WRITTEN INSTRUCTION:
Check each line of the listing below for the string "средств", and give only how many lines hold it.

EXERCISE MATERIAL:
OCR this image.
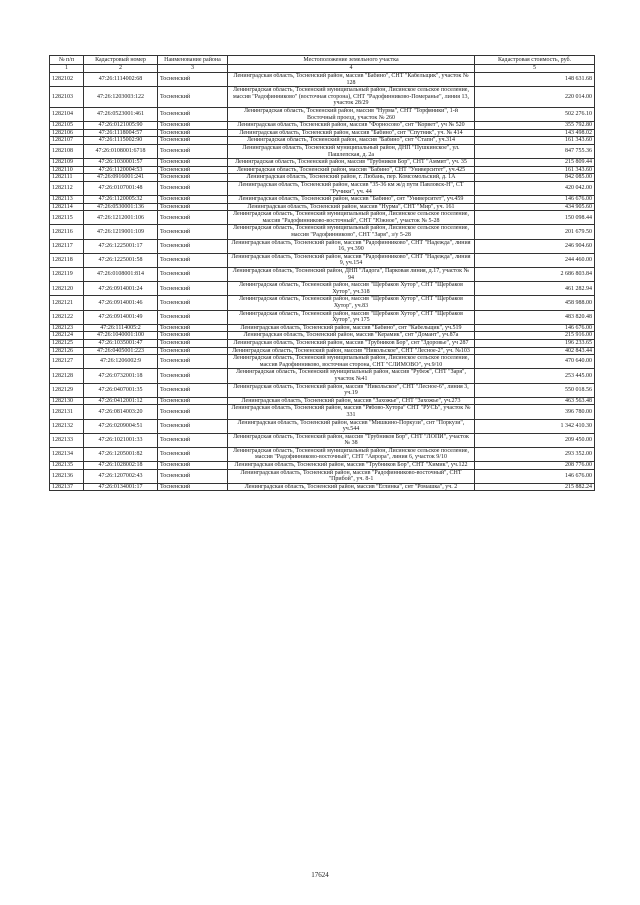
№ п/п	Кадастровый номер	Наименование района	Местоположение земельного участка	Кадастровая стоимость, руб.
1	2	3	4	5
1282102	47:26:1114002:68	Тосненский	Ленинградская область, Тосненский район, массив "Бабино", СНТ "Кабельщик", участок № 128	148 631.68
1282103	47:26:1203003:122	Тосненский	Ленинградская область, Тосненский муниципальный район, Лисинское сельское поселение, массив "Радофинниково" (восточная сторона), СНТ "Радофинниково-Померанье", линия 13, участок 28/29	220 014.00
1282104	47:26:0523001:461	Тосненский	Ленинградская область, Тосненский район, массив "Нурма", СНТ "Торфяники", 1-й Восточный проезд, участок № 260	502 276.10
1282105	47:26:0121005:90	Тосненский	Ленинградская область, Тосненский район, массив "Форносово", снт "Корвет", уч № 520	355 792.80
1282106	47:26:1118004:57	Тосненский	Ленинградская область, Тосненский район, массив "Бабино", снт "Спутник", уч. № 414	143 498.02
1282107	47:26:1115002:90	Тосненский	Ленинградская область, Тосненский район, массив "Бабино", снт "Стапн", уч.314	161 343.60
1282108	47:26:0108001:6718	Тосненский	Ленинградская область, Тосненский муниципальный район, ДНП "Пушкинское", ул. Пашлепская, д. 2а	847 755.36
1282109	47:26:1030001:57	Тосненский	Ленинградская область, Тосненский район, массив "Трубников Бор", СНТ "Аммит", уч. 35	215 809.44
1282110	47:26:1120004:53	Тосненский	Ленинградская область, Тосненский район, массив "Бабино", СНТ "Университет", уч.425	161 343.60
1282111	47:26:0916001:241	Тосненский	Ленинградская область, Тосненский район, г. Любань, пер. Комсомольский, д. 1А	842 085.00
1282112	47:26:0107001:48	Тосненский	Ленинградская область, Тосненский район, массив "35-36 км ж/д пути Павловск-Н", СТ "Ручики", уч. 44	420 042.00
1282113	47:26:1120005:32	Тосненский	Ленинградская область, Тосненский район, массив "Бабино", снт "Университет", уч.459	146 676.00
1282114	47:26:0530001:136	Тосненский	Ленинградская область, Тосненский район, массив "Нурма", СНТ "Мир", уч. 161	434 905.60
1282115	47:26:1212001:106	Тосненский	Ленинградская область, Тосненский муниципальный район, Лисинское сельское поселение, массив "Радофинниково-восточный", СНТ "Южное", участок № 5-28	150 098.44
1282116	47:26:1219001:109	Тосненский	Ленинградская область, Тосненский муниципальный район, Лисинское сельское поселение, массив "Радофинниково", СНТ "Заря", з/у 5-28	201 679.50
1282117	47:26:1225001:17	Тосненский	Ленинградская область, Тосненский район, массив "Радофинниково", СНТ "Надежда", линия 16, уч.390	246 904.60
1282118	47:26:1225001:58	Тосненский	Ленинградская область, Тосненский район, массив "Радофинниково", СНТ "Надежда", линия 9, уч.154	244 460.00
1282119	47:26:0108001:814	Тосненский	Ленинградская область, Тосненский район, ДНП "Ладога", Парковая линия, д.17, участок № 94	2 686 803.84
1282120	47:26:0914001:24	Тосненский	Ленинградская область, Тосненский район, массив "Щербаков Хутор", СНТ "Щербаков Хутор", уч.318	461 282.94
1282121	47:26:0914001:46	Тосненский	Ленинградская область, Тосненский район, массив "Щербаков Хутор", СНТ "Щербаков Хутор", уч.83	458 988.00
1282122	47:26:0914001:49	Тосненский	Ленинградская область, Тосненский район, массив "Щербаков Хутор", СНТ "Щербаков Хутор", уч 175	483 820.48
1282123	47:26:1114005:2	Тосненский	Ленинградская область, Тосненский район, массив "Бабино", снт "Кабельщик", уч.519	146 676.00
1282124	47:26:1040001:100	Тосненский	Ленинградская область, Тосненский район, массив "Керамик", снт "Домант", уч.87а	215 916.00
1282125	47:26:1035001:47	Тосненский	Ленинградская область, Тосненский район, массив "Трубников Бор", снт "Здоровье", уч 287	196 233.65
1282126	47:26:0405001:223	Тосненский	Ленинградская область, Тосненский район, массив "Никольское", СНТ "Лесное-2", уч. №103	402 843.44
1282127	47:26:1206002:9	Тосненский	Ленинградская область, Тосненский муниципальный район, Лисинское сельское поселение, массив Радофинниково, восточная сторона, СНТ "СЛИМОВО", уч.9/10	470 640.00
1282128	47:26:0732001:18	Тосненский	Ленинградская область, Тосненский муниципальный район, массив "Рубеж", СНТ "Заря", участок №41	253 445.00
1282129	47:26:0407001:35	Тосненский	Ленинградская область, Тосненский район, массив "Никольское", СНТ "Лесное-6", линия 3, уч.19	550 018.56
1282130	47:26:0412001:12	Тосненский	Ленинградская область, Тосненский район, массив "Захожье", СНТ "Захожье", уч.273	463 563.48
1282131	47:26:0814003:20	Тосненский	Ленинградская область, Тосненский район, массив "Рябово-Хутора" СНТ "РУСЬ", участок № 331	396 780.00
1282132	47:26:0209004:51	Тосненский	Ленинградская область, Тосненский район, массив "Мишкино-Поркузи", снт "Поркузи", уч.544	1 342 410.30
1282133	47:26:1021001:33	Тосненский	Ленинградская область, Тосненский район, массив "Трубников Бор", СНТ "ЛОПИ", участок № 38	209 450.00
1282134	47:26:1205001:82	Тосненский	Ленинградская область, Тосненский муниципальный район, Лисинское сельское поселение, массив "Радофинниково-восточный", СНТ "Аврора", линия 6, участок 9/10	293 352.00
1282135	47:26:1028002:18	Тосненский	Ленинградская область, Тосненский район, массив "Трубников Бор", СНТ "Химик", уч.122	208 776.00
1282136	47:26:1207002:43	Тосненский	Ленинградская область, Тосненский район, массив "Радофинниково-восточный", СНТ "Прибой", уч. 8-1	146 676.00
1282137	47:26:0134001:17	Тосненский	Ленинградская область, Тосненский район, массив "Еглинка", снт "Ромашка", уч. 2	215 882.24
17624
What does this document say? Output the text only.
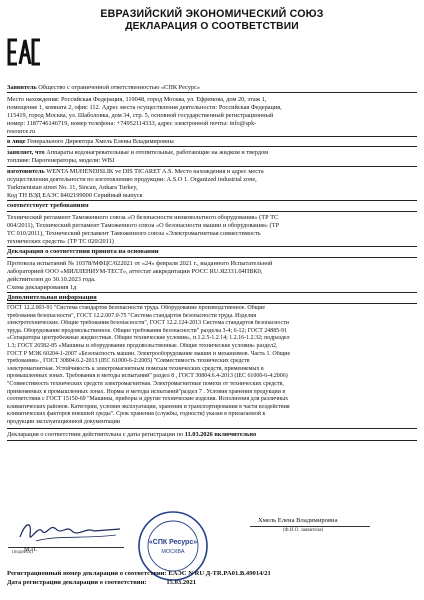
ЕВРАЗИЙСКИЙ ЭКОНОМИЧЕСКИЙ СОЮЗ
ДЕКЛАРАЦИЯ О СООТВЕТСТВИИ
Заявитель Общество с ограниченной ответственностью «СПК Ресурс»
Место нахождения: Российская Федерация, 119048, город Москва, ул. Ефремова, дом 20, этаж 1,
помещение 1, комната 2, офис 112. Адрес места осуществления деятельности: Российская Федерация,
115419, город Москва, ул. Шаболовка, дом 34, стр. 5, основной государственный регистрационный
номер: 1187746146719, номер телефона: +74952114333, адрес электронной почты: info@spk-
resource.ru
в лице Генерального Директора Хмель Елены Владимировны
заявляет, что Аппараты водонагревательные и отопительные, работающие на жидком и твердом
топливе: Парогенераторы, модели: WBJ
изготовитель WENTA MUHENDISLIK ve DIS TICARET A.S. Место нахождения и адрес места
осуществления деятельности по изготовлению продукции: A.S.O 1. Organized industrial zone,
Turkmenistan street No. 11, Sincan, Ankara Turkey,
Код ТН ВЭД ЕАЭС 8402199000 Серийный выпуск
соответствует требованиям
Технический регламент Таможенного союза «О безопасности низковольтного оборудования» (ТР ТС
004/2011), Технический регламент Таможенного союза «О безопасности машин и оборудования» (ТР
ТС 010/2011), Технический регламент Таможенного союза «Электромагнитная совместимость
технических средств» (ТР ТС 020/2011)
Декларация о соответствии принята на основании
Протокола испытаний № 10378/МФЦС/022021 от «24» февраля 2021 г., выданного Испытательной
лабораторией ООО «МИЛЛЕНИУМ-ТЕСТ», аттестат аккредитации РОСС RU.Я2331.04ПВК0,
действителен до 30.10.2023 года.
Схема декларирования 1д
Дополнительная информация
ГОСТ 12.2.003-91 "Система стандартов безопасности труда. Оборудование производственное. Общие
требования безопасности", ГОСТ 12.2.007.0-75 "Система стандартов безопасности труда. Изделия
электротехнические. Общие требования безопасности", ГОСТ 12.2.124-2013 Система стандартов безопасности
труда. Оборудование продовольственное. Общие требования безопасности" разделы 3-4; 6-12; ГОСТ 24885-91
«Сепараторы центробежные жидкостные. Общие технические условия», п.1.2.5-1.2.14; 1.2.16-1.2.32; подраздел
1.3; ГОСТ 26582-85 «Машины и оборудование продовольственные. Общие технические условия» раздел2,
ГОСТ Р МЭК 60204-1-2007 «Безопасность машин. Электрооборудование машин и механизмов. Часть 1. Общие
требования» , ГОСТ 30804.6.2-2013 (IEC 61000-6-2:2005) "Совместимость технических средств
электромагнитная. Устойчивость к электромагнитным помехам технических средств, применяемых в
промышленных зонах. Требования и методы испытаний" раздел 8 , ГОСТ 30804.6.4-2013 (IEC 61000-6-4:2006)
"Совместимость технических средств электромагнитная. Электромагнитные помехи от технических средств,
применяемых в промышленных зонах. Нормы и методы испытаний"раздел 7 . Условия хранения продукции в
соответствии с ГОСТ 15150-69 "Машины, приборы и другие технические изделия. Исполнения для различных
климатических районов. Категории, условия эксплуатации, хранения и транспортирования в части воздействия
климатических факторов внешней среды". Срок хранения (службы, годности) указан в прилагаемой к
продукции эксплуатационной документации
Декларация о соответствии действительна с даты регистрации по 11.03.2026 включительно
(подпись)
М.П.
«СПК Ресурс»
МОСКВА
Хмель Елена Владимировна
(Ф.И.О. заявителя)
Регистрационный номер декларации о соответствии: ЕАЭС N RU Д-TR.PA01.B.49014/21
Дата регистрации декларации о соответствии:	15.03.2021
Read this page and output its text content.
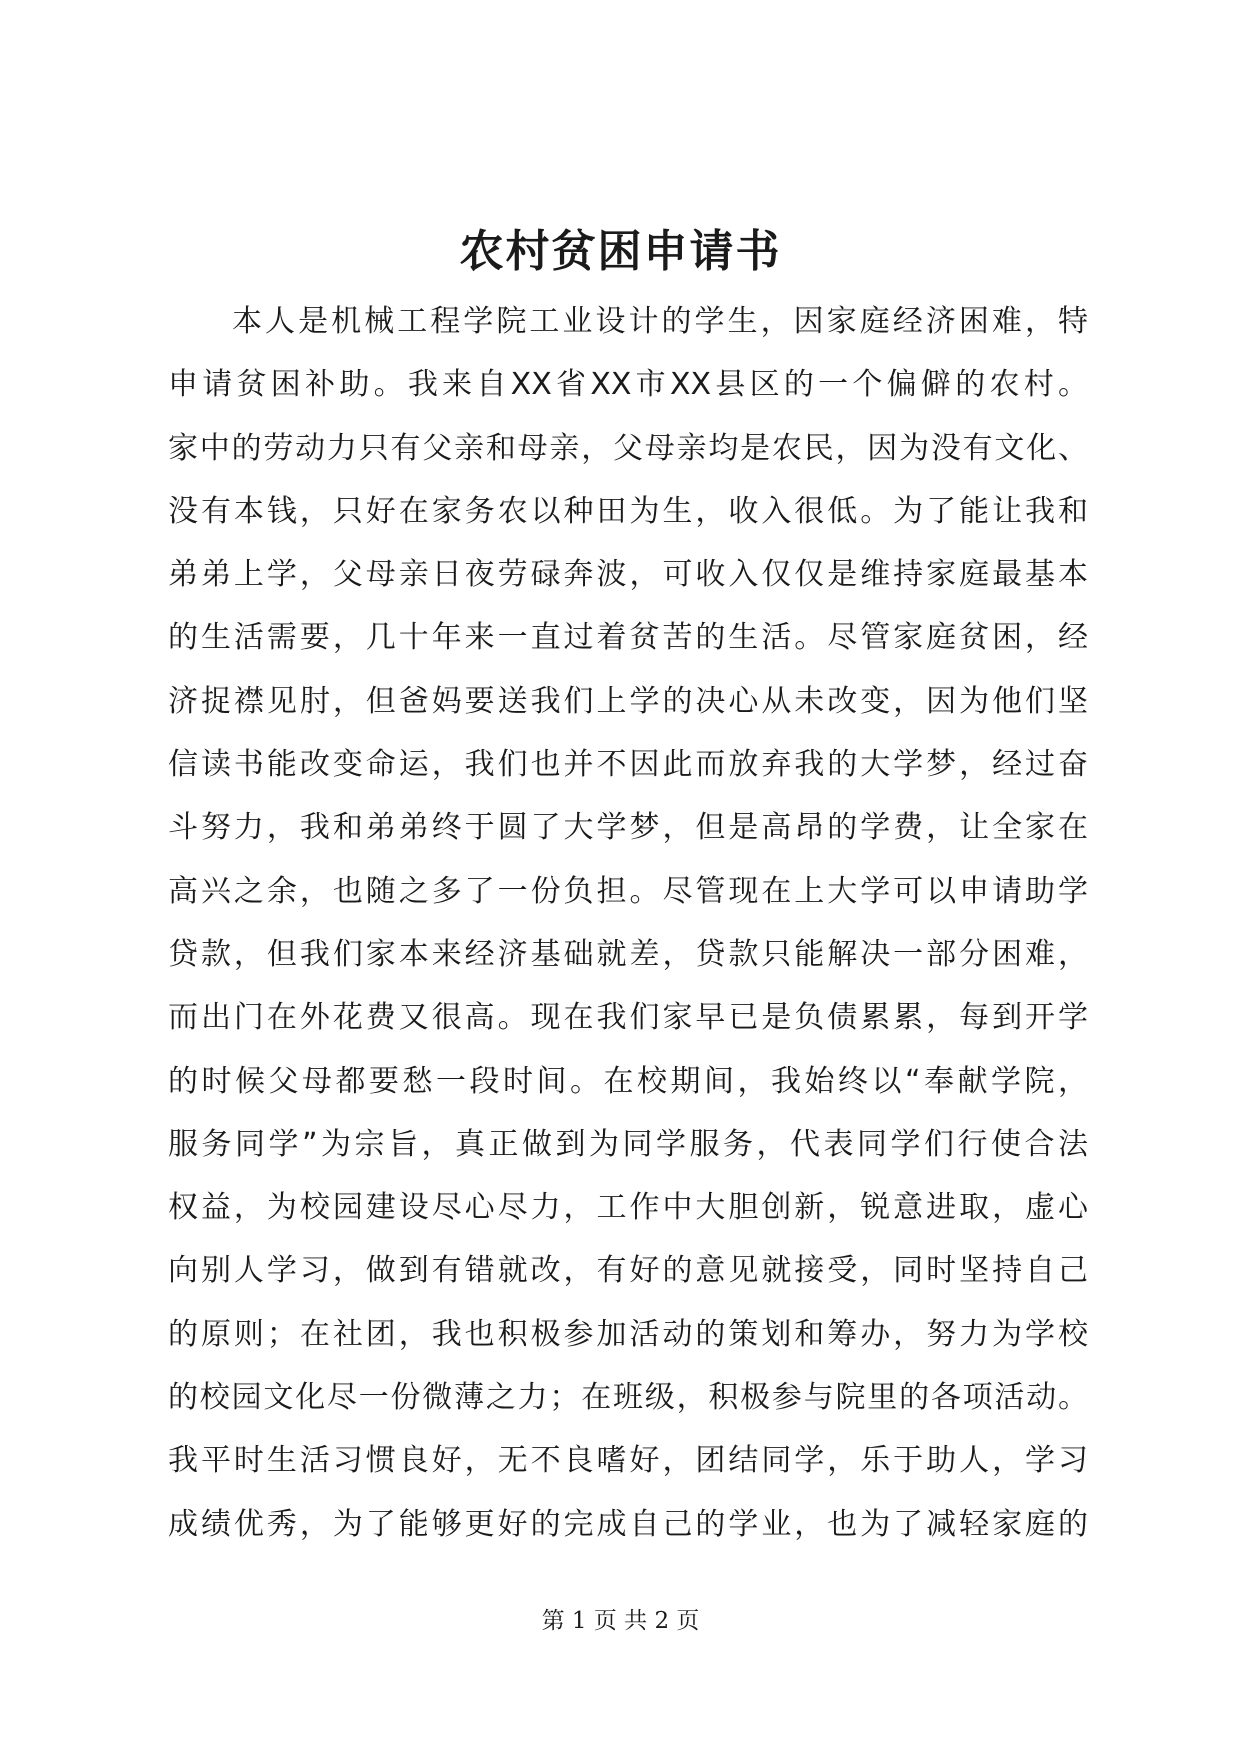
农村贫困申请书
本人是机械工程学院工业设计的学生，因家庭经济困难，特
申请贫困补助。我来自XX省XX市XX县区的一个偏僻的农村。
家中的劳动力只有父亲和母亲，父母亲均是农民，因为没有文化、
没有本钱，只好在家务农以种田为生，收入很低。为了能让我和
弟弟上学，父母亲日夜劳碌奔波，可收入仅仅是维持家庭最基本
的生活需要，几十年来一直过着贫苦的生活。尽管家庭贫困，经
济捉襟见肘，但爸妈要送我们上学的决心从未改变，因为他们坚
信读书能改变命运，我们也并不因此而放弃我的大学梦，经过奋
斗努力，我和弟弟终于圆了大学梦，但是高昂的学费，让全家在
高兴之余，也随之多了一份负担。尽管现在上大学可以申请助学
贷款，但我们家本来经济基础就差，贷款只能解决一部分困难，
而出门在外花费又很高。现在我们家早已是负债累累，每到开学
的时候父母都要愁一段时间。在校期间，我始终以“奉献学院，
服务同学”为宗旨，真正做到为同学服务，代表同学们行使合法
权益，为校园建设尽心尽力，工作中大胆创新，锐意进取，虚心
向别人学习，做到有错就改，有好的意见就接受，同时坚持自己
的原则；在社团，我也积极参加活动的策划和筹办，努力为学校
的校园文化尽一份微薄之力；在班级，积极参与院里的各项活动。
我平时生活习惯良好，无不良嗜好，团结同学，乐于助人，学习
成绩优秀，为了能够更好的完成自己的学业，也为了减轻家庭的
第 1 页 共 2 页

TASK RESULT:
4